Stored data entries
--- BEGIN ---

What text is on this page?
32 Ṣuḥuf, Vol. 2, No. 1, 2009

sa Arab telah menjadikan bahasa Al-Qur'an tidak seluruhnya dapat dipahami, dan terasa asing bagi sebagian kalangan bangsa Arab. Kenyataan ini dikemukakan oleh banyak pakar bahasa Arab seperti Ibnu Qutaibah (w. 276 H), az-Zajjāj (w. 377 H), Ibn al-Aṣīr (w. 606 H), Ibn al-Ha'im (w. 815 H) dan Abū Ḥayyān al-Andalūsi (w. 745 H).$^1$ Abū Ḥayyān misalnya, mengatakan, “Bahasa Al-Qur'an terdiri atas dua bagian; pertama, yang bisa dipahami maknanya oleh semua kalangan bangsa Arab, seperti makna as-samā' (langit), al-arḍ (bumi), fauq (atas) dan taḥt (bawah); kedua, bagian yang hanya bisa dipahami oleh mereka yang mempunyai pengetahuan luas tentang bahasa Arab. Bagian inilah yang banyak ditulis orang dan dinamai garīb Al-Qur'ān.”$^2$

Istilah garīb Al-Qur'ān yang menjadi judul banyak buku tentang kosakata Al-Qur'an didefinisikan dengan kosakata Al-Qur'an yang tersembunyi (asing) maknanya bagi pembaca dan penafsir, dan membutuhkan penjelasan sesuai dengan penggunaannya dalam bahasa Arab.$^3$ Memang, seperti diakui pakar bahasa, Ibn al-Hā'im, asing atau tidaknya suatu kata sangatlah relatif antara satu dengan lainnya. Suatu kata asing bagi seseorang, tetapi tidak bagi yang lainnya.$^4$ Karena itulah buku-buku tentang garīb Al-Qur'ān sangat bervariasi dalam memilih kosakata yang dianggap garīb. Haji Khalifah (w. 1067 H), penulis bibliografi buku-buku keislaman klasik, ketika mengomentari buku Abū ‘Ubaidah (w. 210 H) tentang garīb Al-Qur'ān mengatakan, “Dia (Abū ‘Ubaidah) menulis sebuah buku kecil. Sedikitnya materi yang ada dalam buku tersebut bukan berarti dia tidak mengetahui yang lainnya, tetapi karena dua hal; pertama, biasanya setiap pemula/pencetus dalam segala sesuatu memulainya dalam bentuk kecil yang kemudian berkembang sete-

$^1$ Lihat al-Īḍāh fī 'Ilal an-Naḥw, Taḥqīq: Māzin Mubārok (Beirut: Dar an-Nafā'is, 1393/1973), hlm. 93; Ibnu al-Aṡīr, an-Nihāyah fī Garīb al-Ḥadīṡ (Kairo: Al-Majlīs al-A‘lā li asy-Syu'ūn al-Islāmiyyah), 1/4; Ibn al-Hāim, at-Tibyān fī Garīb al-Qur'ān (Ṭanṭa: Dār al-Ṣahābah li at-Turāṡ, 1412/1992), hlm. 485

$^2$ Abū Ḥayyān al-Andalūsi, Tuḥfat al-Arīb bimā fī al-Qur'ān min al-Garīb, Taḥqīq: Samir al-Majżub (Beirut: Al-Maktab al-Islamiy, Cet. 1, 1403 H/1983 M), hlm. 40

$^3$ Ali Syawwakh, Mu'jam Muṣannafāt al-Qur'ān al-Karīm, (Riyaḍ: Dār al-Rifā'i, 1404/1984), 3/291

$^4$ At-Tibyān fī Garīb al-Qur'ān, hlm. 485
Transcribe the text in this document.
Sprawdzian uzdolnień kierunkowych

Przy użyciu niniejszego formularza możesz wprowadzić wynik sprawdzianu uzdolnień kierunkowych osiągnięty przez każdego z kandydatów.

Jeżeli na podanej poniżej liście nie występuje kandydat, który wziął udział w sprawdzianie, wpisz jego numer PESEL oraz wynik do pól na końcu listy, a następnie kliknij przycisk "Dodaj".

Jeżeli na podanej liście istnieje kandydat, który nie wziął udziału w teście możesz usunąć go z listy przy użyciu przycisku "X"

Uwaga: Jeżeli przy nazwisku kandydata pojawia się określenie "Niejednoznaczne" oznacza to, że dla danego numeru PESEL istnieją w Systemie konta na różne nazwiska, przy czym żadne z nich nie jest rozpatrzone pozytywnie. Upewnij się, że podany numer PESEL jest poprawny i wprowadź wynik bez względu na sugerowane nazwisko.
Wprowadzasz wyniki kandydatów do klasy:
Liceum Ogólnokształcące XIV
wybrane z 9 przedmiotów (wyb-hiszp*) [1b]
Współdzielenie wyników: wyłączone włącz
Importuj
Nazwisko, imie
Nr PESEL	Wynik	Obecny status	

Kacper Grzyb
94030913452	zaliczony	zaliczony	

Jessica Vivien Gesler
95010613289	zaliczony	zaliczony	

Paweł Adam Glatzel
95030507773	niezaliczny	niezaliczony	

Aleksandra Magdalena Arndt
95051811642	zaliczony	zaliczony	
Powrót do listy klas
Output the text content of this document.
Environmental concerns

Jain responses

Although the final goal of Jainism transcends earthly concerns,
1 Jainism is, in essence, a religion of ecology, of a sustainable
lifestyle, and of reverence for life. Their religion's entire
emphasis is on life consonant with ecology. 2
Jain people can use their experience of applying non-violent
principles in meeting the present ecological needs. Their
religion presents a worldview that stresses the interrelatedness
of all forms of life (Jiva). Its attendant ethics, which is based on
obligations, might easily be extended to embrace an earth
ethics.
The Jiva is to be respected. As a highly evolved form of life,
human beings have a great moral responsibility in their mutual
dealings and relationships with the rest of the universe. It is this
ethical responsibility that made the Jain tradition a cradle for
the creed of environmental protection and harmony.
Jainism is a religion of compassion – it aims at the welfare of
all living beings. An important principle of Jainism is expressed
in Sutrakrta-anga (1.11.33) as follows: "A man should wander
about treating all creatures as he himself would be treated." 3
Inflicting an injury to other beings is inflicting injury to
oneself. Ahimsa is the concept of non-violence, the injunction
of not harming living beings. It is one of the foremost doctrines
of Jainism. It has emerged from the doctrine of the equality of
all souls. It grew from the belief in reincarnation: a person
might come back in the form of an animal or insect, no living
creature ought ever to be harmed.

--- END ---

OBJECTIVE:
Repeat the material above in full, quoting it exactly.

ANSWER TO THE TASK:
What text is on this page?
32 Ṣuḥuf, Vol. 2, No. 1, 2009

sa Arab telah menjadikan bahasa Al-Qur'an tidak seluruhnya dapat dipahami, dan terasa asing bagi sebagian kalangan bangsa Arab. Kenyataan ini dikemukakan oleh banyak pakar bahasa Arab seperti Ibnu Qutaibah (w. 276 H), az-Zajjāj (w. 377 H), Ibn al-Aṣīr (w. 606 H), Ibn al-Ha'im (w. 815 H) dan Abū Ḥayyān al-Andalūsi (w. 745 H).$^1$ Abū Ḥayyān misalnya, mengatakan, “Bahasa Al-Qur'an terdiri atas dua bagian; pertama, yang bisa dipahami maknanya oleh semua kalangan bangsa Arab, seperti makna as-samā' (langit), al-arḍ (bumi), fauq (atas) dan taḥt (bawah); kedua, bagian yang hanya bisa dipahami oleh mereka yang mempunyai pengetahuan luas tentang bahasa Arab. Bagian inilah yang banyak ditulis orang dan dinamai garīb Al-Qur'ān.”$^2$

Istilah garīb Al-Qur'ān yang menjadi judul banyak buku tentang kosakata Al-Qur'an didefinisikan dengan kosakata Al-Qur'an yang tersembunyi (asing) maknanya bagi pembaca dan penafsir, dan membutuhkan penjelasan sesuai dengan penggunaannya dalam bahasa Arab.$^3$ Memang, seperti diakui pakar bahasa, Ibn al-Hā'im, asing atau tidaknya suatu kata sangatlah relatif antara satu dengan lainnya. Suatu kata asing bagi seseorang, tetapi tidak bagi yang lainnya.$^4$ Karena itulah buku-buku tentang garīb Al-Qur'ān sangat bervariasi dalam memilih kosakata yang dianggap garīb. Haji Khalifah (w. 1067 H), penulis bibliografi buku-buku keislaman klasik, ketika mengomentari buku Abū ‘Ubaidah (w. 210 H) tentang garīb Al-Qur'ān mengatakan, “Dia (Abū ‘Ubaidah) menulis sebuah buku kecil. Sedikitnya materi yang ada dalam buku tersebut bukan berarti dia tidak mengetahui yang lainnya, tetapi karena dua hal; pertama, biasanya setiap pemula/pencetus dalam segala sesuatu memulainya dalam bentuk kecil yang kemudian berkembang sete-

$^1$ Lihat al-Īḍāh fī 'Ilal an-Naḥw, Taḥqīq: Māzin Mubārok (Beirut: Dar an-Nafā'is, 1393/1973), hlm. 93; Ibnu al-Aṡīr, an-Nihāyah fī Garīb al-Ḥadīṡ (Kairo: Al-Majlīs al-A‘lā li asy-Syu'ūn al-Islāmiyyah), 1/4; Ibn al-Hāim, at-Tibyān fī Garīb al-Qur'ān (Ṭanṭa: Dār al-Ṣahābah li at-Turāṡ, 1412/1992), hlm. 485

$^2$ Abū Ḥayyān al-Andalūsi, Tuḥfat al-Arīb bimā fī al-Qur'ān min al-Garīb, Taḥqīq: Samir al-Majżub (Beirut: Al-Maktab al-Islamiy, Cet. 1, 1403 H/1983 M), hlm. 40

$^3$ Ali Syawwakh, Mu'jam Muṣannafāt al-Qur'ān al-Karīm, (Riyaḍ: Dār al-Rifā'i, 1404/1984), 3/291

$^4$ At-Tibyān fī Garīb al-Qur'ān, hlm. 485
Transcribe the text in this document.
Sprawdzian uzdolnień kierunkowych

Przy użyciu niniejszego formularza możesz wprowadzić wynik sprawdzianu uzdolnień kierunkowych osiągnięty przez każdego z kandydatów.

Jeżeli na podanej poniżej liście nie występuje kandydat, który wziął udział w sprawdzianie, wpisz jego numer PESEL oraz wynik do pól na końcu listy, a następnie kliknij przycisk "Dodaj".

Jeżeli na podanej liście istnieje kandydat, który nie wziął udziału w teście możesz usunąć go z listy przy użyciu przycisku "X"

Uwaga: Jeżeli przy nazwisku kandydata pojawia się określenie "Niejednoznaczne" oznacza to, że dla danego numeru PESEL istnieją w Systemie konta na różne nazwiska, przy czym żadne z nich nie jest rozpatrzone pozytywnie. Upewnij się, że podany numer PESEL jest poprawny i wprowadź wynik bez względu na sugerowane nazwisko.
Wprowadzasz wyniki kandydatów do klasy:
Liceum Ogólnokształcące XIV
wybrane z 9 przedmiotów (wyb-hiszp*) [1b]
Współdzielenie wyników: wyłączone włącz
Importuj
Nazwisko, imie
Nr PESEL	Wynik	Obecny status	

Kacper Grzyb
94030913452	zaliczony	zaliczony	

Jessica Vivien Gesler
95010613289	zaliczony	zaliczony	

Paweł Adam Glatzel
95030507773	niezaliczny	niezaliczony	

Aleksandra Magdalena Arndt
95051811642	zaliczony	zaliczony	
Powrót do listy klas
Output the text content of this document.
Environmental concerns

Jain responses

Although the final goal of Jainism transcends earthly concerns,
1 Jainism is, in essence, a religion of ecology, of a sustainable
lifestyle, and of reverence for life. Their religion's entire
emphasis is on life consonant with ecology. 2
Jain people can use their experience of applying non-violent
principles in meeting the present ecological needs. Their
religion presents a worldview that stresses the interrelatedness
of all forms of life (Jiva). Its attendant ethics, which is based on
obligations, might easily be extended to embrace an earth
ethics.
The Jiva is to be respected. As a highly evolved form of life,
human beings have a great moral responsibility in their mutual
dealings and relationships with the rest of the universe. It is this
ethical responsibility that made the Jain tradition a cradle for
the creed of environmental protection and harmony.
Jainism is a religion of compassion – it aims at the welfare of
all living beings. An important principle of Jainism is expressed
in Sutrakrta-anga (1.11.33) as follows: "A man should wander
about treating all creatures as he himself would be treated." 3
Inflicting an injury to other beings is inflicting injury to
oneself. Ahimsa is the concept of non-violence, the injunction
of not harming living beings. It is one of the foremost doctrines
of Jainism. It has emerged from the doctrine of the equality of
all souls. It grew from the belief in reincarnation: a person
might come back in the form of an animal or insect, no living
creature ought ever to be harmed.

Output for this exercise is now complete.